_RECORDED INFORMATION_:
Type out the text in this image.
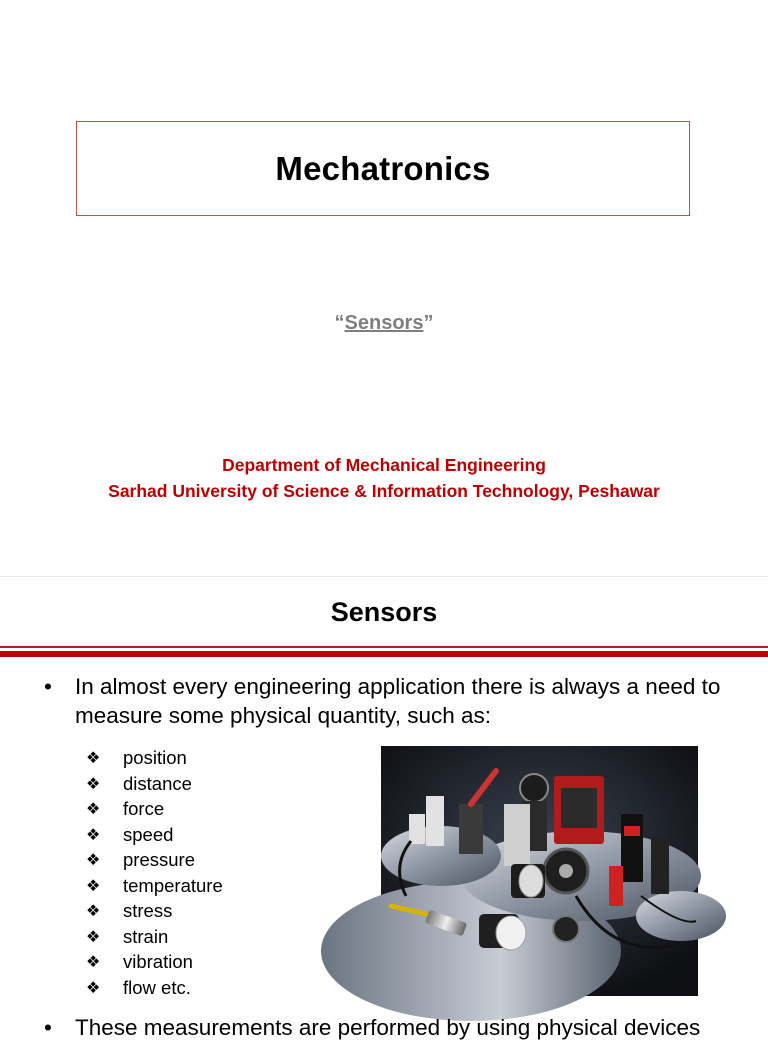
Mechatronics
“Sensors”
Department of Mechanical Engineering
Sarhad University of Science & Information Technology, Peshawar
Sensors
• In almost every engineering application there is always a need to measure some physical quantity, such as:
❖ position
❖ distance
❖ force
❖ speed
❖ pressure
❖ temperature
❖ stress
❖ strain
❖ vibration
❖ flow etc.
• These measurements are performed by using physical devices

_EXERCISE INSTRUCTIONS_: Copy every line of the data word for word, omitting the images.

_CORRECT OUTPUT_:
Type out the text in this image.
Mechatronics
“Sensors”
Department of Mechanical Engineering
Sarhad University of Science & Information Technology, Peshawar
Sensors
• In almost every engineering application there is always a need to measure some physical quantity, such as:
❖ position
❖ distance
❖ force
❖ speed
❖ pressure
❖ temperature
❖ stress
❖ strain
❖ vibration
❖ flow etc.
• These measurements are performed by using physical devices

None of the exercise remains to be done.